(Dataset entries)
++++++++++
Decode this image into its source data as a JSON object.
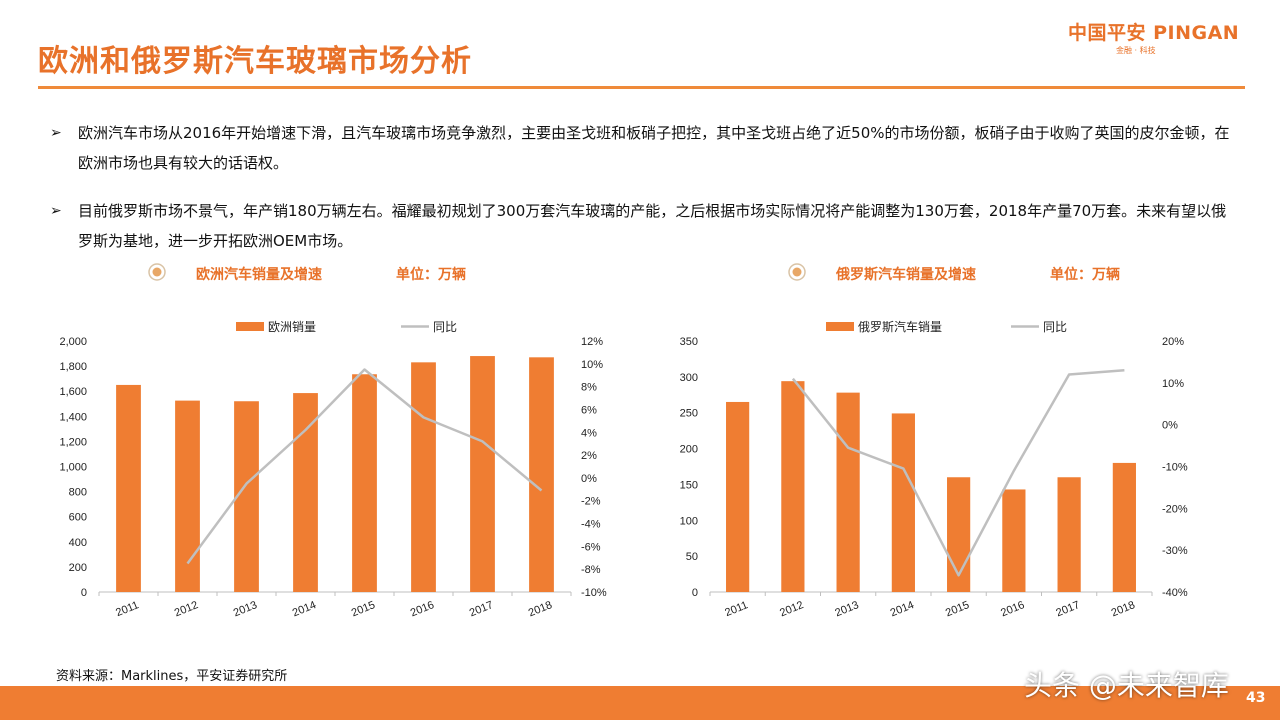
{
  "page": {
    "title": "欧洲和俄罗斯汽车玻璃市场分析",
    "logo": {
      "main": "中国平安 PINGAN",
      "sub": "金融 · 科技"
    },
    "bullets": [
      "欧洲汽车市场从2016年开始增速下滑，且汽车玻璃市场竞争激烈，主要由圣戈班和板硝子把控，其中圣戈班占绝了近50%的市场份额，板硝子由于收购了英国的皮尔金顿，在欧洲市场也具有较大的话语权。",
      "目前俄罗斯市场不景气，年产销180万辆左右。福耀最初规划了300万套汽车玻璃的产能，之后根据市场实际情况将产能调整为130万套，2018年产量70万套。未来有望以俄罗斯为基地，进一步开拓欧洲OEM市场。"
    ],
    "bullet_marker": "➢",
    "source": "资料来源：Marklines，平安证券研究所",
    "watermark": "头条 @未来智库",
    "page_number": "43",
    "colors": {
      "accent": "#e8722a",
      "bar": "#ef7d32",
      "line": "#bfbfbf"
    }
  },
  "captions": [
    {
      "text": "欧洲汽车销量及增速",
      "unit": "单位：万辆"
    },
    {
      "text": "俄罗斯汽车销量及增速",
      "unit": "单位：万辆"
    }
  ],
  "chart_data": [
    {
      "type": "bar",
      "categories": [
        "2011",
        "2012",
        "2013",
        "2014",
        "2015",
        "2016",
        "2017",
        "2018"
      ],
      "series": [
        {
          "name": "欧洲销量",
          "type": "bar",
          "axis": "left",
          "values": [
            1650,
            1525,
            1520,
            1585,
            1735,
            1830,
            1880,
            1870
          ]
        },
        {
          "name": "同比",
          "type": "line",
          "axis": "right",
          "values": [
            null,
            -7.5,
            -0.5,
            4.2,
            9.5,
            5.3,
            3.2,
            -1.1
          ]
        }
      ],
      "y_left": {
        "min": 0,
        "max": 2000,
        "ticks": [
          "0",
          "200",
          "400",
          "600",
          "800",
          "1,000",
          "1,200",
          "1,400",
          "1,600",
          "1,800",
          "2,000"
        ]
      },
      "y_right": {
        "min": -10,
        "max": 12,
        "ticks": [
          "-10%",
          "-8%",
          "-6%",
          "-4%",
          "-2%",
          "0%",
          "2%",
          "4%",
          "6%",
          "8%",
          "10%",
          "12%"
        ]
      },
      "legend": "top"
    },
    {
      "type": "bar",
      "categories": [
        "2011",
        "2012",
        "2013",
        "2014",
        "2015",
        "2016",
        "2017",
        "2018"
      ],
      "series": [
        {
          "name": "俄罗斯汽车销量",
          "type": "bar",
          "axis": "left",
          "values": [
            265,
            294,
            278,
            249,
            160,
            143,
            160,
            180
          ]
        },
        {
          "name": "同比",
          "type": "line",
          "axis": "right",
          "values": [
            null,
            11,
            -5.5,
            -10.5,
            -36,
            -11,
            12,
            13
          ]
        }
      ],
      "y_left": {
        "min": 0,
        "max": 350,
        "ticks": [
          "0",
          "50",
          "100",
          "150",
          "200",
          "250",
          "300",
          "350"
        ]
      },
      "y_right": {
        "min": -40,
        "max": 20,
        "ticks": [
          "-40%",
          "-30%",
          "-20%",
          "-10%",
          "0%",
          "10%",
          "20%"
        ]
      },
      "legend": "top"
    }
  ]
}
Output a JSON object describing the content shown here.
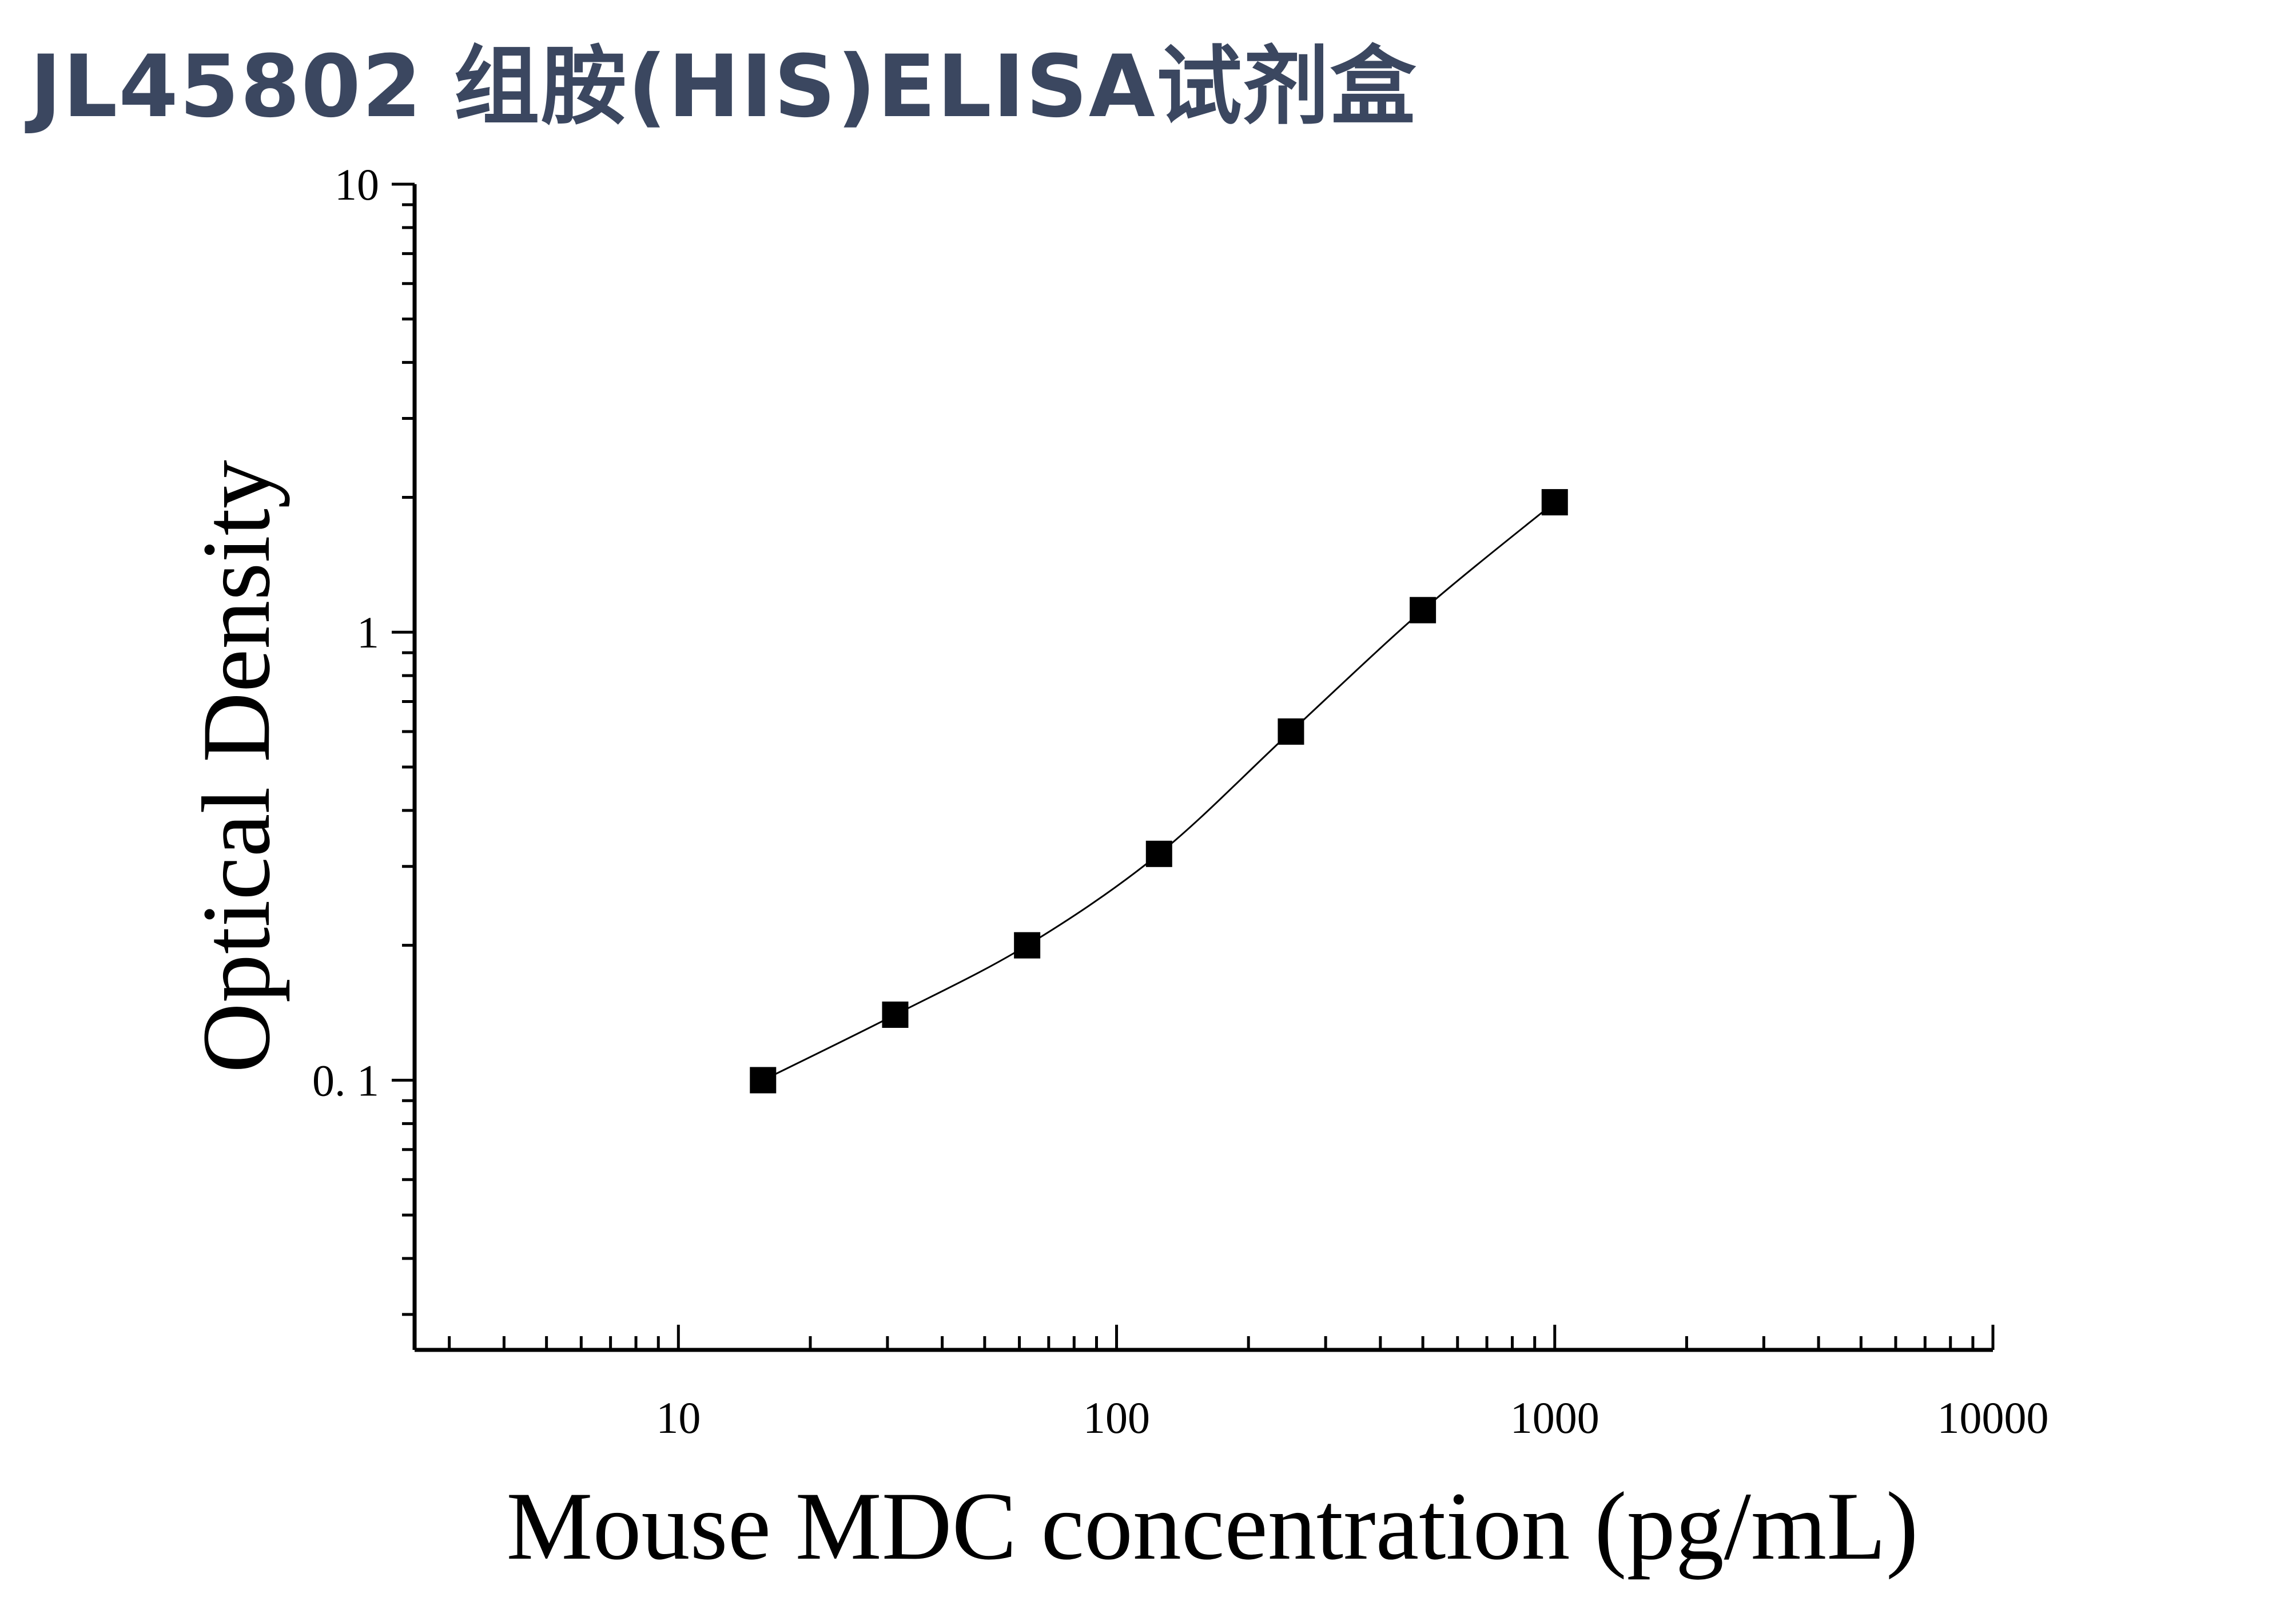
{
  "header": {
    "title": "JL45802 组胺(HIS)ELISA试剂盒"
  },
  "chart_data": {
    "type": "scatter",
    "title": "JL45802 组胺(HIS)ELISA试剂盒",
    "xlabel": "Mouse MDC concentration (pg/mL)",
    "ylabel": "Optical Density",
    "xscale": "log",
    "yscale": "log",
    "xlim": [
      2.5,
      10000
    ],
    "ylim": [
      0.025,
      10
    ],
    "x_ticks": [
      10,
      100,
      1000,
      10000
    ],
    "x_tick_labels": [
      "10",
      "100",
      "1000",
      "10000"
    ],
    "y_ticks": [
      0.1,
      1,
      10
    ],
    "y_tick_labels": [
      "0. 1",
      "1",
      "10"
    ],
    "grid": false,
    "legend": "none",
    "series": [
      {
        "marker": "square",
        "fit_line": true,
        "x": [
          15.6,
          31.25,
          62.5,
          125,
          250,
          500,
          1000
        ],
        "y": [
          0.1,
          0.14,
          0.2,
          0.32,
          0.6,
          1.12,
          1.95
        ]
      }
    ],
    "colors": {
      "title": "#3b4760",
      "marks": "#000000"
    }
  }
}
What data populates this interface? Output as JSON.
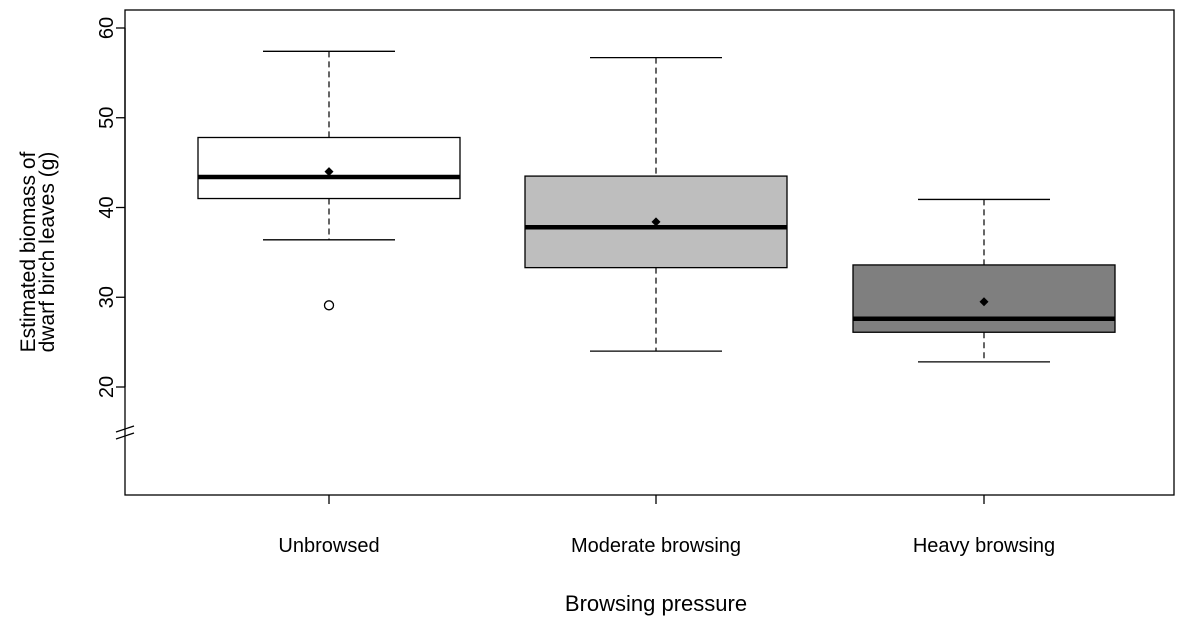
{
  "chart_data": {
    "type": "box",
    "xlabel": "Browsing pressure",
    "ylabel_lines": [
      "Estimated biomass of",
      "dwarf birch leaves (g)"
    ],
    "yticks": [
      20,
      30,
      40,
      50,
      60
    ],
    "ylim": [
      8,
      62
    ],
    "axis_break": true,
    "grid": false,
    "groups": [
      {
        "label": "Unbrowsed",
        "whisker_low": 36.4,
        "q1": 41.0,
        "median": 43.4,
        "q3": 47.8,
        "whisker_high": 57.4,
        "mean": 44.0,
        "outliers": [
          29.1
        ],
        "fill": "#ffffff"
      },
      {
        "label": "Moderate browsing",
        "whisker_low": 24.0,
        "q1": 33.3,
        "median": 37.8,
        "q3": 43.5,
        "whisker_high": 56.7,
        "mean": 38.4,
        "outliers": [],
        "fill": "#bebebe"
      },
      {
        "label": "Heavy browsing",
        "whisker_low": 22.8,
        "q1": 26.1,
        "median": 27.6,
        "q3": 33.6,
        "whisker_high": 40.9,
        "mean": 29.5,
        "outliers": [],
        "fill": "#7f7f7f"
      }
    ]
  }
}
++++++++++
→ **Task brief**:
Look through the data above. Each line containing the word "object" needs to be copied.

→ **Full answer**:
Decode this image into its source data as a JSON object.
Output a JSON object describing the content shown here.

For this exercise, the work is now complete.